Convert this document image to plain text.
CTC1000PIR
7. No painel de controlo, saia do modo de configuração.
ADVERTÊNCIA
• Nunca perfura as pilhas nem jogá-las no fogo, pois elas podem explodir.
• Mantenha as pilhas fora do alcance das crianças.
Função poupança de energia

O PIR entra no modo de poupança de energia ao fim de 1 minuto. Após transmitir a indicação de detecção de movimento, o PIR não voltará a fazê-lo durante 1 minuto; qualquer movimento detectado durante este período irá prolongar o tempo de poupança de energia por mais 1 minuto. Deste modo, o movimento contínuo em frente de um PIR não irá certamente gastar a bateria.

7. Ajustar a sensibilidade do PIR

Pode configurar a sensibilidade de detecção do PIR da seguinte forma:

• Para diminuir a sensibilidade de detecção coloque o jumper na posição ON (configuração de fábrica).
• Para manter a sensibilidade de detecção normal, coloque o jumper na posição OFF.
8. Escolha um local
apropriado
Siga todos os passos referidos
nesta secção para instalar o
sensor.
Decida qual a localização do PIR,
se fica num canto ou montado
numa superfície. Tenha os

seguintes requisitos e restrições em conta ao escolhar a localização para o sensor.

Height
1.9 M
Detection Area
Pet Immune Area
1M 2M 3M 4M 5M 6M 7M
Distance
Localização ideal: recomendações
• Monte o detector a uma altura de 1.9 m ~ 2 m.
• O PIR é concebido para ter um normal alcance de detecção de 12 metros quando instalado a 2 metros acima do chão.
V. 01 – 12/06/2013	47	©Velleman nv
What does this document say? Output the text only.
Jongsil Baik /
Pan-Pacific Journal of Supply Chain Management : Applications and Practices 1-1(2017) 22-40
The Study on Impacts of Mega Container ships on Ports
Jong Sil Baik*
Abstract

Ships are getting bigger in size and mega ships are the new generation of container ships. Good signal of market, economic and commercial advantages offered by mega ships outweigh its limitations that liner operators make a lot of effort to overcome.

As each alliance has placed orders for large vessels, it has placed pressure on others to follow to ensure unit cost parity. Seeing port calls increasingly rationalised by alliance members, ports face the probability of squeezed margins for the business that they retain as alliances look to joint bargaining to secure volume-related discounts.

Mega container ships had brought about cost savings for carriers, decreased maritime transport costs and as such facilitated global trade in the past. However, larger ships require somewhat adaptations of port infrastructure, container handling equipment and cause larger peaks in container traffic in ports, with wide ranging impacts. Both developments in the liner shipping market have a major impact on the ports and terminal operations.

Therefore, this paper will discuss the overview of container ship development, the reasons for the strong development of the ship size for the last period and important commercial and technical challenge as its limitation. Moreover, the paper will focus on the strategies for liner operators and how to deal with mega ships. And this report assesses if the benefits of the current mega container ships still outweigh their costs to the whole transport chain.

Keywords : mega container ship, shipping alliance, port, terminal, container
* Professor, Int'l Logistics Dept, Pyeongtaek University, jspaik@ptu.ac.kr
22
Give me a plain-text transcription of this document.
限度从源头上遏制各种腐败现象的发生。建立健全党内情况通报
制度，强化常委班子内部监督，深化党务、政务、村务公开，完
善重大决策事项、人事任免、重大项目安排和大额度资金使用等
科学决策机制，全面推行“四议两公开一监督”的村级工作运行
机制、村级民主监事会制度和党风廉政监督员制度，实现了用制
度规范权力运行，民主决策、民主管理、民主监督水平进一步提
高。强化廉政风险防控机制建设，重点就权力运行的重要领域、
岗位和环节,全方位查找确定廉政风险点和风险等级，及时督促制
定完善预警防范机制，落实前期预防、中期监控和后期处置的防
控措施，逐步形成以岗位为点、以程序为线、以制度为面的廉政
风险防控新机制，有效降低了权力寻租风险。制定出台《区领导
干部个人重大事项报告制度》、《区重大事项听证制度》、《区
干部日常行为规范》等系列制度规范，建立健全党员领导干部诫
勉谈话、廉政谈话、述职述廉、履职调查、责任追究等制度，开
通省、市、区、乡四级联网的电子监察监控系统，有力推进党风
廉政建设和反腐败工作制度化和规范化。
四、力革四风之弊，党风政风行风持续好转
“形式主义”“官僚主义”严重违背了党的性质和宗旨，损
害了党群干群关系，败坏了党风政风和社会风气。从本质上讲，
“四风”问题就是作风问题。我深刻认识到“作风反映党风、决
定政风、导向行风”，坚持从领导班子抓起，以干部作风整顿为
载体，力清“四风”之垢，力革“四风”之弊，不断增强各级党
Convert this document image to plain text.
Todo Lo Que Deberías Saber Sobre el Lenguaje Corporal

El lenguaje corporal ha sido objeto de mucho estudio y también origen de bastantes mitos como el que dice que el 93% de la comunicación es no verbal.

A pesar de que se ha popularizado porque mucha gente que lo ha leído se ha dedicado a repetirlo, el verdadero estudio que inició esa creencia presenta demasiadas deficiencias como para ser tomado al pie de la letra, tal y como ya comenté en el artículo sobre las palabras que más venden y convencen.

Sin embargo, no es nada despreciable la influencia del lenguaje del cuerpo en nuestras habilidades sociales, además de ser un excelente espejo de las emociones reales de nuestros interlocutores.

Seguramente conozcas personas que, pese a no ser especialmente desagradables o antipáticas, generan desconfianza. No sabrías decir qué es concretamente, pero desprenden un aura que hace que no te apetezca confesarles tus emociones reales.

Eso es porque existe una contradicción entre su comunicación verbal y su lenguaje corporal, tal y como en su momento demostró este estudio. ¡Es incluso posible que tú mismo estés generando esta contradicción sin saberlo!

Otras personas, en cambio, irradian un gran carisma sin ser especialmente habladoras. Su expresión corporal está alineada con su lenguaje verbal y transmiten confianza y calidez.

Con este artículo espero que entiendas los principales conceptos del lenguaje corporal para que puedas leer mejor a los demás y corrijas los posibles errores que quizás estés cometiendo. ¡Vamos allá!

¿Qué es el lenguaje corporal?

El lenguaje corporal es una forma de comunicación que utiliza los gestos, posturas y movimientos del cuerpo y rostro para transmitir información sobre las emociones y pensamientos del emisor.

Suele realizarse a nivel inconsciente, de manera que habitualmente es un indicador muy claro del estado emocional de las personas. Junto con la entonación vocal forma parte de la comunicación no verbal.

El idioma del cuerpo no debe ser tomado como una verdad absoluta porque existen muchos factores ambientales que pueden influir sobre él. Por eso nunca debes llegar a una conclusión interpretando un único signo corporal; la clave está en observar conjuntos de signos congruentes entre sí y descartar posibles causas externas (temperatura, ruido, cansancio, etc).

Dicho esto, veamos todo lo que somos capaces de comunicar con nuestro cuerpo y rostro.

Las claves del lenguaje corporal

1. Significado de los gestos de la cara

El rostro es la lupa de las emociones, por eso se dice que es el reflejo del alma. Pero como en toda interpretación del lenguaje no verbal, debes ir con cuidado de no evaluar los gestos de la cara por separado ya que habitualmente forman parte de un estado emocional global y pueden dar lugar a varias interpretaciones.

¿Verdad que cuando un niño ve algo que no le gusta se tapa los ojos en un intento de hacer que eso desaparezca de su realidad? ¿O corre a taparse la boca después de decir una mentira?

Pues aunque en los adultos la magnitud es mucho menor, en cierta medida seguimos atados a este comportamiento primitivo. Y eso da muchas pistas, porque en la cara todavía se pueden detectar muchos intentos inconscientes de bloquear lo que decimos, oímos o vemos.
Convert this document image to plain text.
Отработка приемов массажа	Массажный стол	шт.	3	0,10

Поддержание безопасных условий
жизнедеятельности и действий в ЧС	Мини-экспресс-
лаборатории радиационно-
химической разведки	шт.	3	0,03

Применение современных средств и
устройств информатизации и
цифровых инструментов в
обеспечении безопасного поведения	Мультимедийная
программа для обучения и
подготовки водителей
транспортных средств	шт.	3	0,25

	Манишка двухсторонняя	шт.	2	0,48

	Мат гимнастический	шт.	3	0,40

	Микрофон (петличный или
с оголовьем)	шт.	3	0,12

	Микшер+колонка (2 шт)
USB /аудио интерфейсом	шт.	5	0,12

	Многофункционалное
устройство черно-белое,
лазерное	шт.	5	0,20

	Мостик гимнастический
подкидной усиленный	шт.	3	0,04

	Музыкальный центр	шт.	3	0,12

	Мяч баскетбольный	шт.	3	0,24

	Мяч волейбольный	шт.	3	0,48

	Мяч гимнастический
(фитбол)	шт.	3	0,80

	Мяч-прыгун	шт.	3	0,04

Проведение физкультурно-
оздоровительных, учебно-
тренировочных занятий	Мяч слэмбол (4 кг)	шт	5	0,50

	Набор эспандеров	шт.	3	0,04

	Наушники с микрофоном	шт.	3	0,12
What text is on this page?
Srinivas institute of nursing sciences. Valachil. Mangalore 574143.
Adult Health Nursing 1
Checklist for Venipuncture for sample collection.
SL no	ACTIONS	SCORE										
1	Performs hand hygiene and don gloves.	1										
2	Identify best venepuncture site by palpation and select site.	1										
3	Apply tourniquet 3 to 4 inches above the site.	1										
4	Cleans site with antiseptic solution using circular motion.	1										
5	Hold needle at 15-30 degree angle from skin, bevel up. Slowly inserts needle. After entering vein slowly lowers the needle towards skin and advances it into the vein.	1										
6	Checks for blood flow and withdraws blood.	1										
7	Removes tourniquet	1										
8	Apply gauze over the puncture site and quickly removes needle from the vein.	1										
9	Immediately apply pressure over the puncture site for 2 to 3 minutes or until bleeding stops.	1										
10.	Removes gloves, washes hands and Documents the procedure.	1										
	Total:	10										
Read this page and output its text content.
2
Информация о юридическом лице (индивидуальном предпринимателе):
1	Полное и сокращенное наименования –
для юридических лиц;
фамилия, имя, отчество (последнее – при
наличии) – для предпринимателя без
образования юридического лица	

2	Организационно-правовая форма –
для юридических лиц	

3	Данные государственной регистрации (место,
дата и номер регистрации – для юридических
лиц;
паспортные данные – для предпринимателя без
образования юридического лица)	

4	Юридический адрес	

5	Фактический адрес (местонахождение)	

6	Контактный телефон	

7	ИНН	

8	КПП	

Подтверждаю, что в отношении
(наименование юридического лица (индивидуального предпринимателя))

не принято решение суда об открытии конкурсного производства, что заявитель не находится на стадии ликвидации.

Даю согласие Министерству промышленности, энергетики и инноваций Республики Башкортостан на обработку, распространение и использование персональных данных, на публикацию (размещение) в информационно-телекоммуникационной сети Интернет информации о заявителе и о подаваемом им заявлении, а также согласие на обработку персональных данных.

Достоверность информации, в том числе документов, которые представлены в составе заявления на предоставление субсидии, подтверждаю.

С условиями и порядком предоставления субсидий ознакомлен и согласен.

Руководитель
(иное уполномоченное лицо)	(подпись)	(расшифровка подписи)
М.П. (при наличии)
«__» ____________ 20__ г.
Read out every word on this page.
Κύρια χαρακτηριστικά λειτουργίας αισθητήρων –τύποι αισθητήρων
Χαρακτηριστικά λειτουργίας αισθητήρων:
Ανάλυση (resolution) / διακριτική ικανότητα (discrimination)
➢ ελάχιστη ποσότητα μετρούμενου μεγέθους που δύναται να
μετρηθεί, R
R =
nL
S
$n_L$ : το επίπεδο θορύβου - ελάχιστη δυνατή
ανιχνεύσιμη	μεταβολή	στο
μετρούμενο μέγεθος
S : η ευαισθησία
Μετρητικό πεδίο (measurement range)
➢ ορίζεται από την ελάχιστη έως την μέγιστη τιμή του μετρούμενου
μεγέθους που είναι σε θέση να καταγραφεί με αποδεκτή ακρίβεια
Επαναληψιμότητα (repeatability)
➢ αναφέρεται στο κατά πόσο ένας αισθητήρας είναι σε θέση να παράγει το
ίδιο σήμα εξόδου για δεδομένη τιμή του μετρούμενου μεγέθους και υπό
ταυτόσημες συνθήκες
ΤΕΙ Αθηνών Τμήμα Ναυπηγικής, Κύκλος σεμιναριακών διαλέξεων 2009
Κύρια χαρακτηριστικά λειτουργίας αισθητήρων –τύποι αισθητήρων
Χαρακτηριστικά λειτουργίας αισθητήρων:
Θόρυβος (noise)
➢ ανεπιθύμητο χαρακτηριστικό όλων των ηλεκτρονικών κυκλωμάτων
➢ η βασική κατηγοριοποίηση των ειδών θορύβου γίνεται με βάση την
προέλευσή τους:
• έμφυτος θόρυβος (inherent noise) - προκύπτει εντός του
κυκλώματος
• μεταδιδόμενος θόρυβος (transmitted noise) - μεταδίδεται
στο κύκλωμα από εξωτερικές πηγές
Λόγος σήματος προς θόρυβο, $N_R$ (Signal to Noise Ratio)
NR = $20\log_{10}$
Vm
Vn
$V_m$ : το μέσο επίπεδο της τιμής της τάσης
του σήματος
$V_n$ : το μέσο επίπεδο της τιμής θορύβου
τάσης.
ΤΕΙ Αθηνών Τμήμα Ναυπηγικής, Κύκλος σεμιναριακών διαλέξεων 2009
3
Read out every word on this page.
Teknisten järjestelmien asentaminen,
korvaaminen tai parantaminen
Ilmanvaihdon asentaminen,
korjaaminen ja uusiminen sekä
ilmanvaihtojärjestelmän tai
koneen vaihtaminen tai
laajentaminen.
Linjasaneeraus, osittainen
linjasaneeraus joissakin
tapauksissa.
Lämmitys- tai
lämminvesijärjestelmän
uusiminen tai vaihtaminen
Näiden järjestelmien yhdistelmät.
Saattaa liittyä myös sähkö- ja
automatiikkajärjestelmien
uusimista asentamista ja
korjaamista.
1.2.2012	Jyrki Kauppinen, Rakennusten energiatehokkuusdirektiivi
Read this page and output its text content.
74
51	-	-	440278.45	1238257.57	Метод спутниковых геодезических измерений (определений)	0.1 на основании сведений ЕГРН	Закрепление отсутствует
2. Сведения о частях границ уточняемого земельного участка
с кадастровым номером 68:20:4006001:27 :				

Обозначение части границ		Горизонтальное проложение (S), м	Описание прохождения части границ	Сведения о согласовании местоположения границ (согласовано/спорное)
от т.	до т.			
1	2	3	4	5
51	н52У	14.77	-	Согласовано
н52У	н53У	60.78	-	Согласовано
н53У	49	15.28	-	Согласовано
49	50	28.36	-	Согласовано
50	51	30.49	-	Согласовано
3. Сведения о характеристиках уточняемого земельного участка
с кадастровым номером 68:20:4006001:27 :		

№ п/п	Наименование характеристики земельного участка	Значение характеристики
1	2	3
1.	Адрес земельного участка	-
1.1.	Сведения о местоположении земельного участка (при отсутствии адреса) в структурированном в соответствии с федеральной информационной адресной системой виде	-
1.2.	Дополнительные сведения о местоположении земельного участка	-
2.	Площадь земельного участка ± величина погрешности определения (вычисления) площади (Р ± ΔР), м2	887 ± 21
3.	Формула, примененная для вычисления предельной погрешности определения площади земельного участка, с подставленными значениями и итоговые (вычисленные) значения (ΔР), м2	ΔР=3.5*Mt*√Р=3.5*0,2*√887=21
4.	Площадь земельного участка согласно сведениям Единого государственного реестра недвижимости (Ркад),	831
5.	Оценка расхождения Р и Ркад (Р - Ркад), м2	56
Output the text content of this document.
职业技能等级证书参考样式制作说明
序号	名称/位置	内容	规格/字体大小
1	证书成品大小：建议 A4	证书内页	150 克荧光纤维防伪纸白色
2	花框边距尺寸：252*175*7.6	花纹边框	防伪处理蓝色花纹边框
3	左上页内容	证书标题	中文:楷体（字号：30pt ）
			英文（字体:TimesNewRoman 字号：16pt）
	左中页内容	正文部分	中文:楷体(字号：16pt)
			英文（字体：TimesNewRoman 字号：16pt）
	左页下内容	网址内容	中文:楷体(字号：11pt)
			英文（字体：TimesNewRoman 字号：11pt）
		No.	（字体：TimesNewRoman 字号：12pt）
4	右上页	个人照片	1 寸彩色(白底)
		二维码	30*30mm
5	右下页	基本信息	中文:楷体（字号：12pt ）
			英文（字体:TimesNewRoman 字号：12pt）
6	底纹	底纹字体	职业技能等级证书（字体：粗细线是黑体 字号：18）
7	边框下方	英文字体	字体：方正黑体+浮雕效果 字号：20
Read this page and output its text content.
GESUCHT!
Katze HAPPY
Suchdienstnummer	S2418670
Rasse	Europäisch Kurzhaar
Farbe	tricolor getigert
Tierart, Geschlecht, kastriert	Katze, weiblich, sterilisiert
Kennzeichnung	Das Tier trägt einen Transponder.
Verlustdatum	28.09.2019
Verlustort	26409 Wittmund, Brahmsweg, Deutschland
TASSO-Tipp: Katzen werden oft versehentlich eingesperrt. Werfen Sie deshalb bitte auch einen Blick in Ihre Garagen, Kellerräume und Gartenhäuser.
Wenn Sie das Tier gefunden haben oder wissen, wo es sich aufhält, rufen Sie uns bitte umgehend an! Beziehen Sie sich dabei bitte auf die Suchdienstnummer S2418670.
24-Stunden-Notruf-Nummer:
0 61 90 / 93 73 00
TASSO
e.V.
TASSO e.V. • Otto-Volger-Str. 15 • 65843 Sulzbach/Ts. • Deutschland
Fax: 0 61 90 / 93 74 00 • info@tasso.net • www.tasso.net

WHAT YOU ARE ASKED TO DO - Read the data above. Pull out each line in which the string "asentaminen" appears.

WRITTEN RESPONSE -
Teknisten järjestelmien asentaminen,
Ilmanvaihdon asentaminen,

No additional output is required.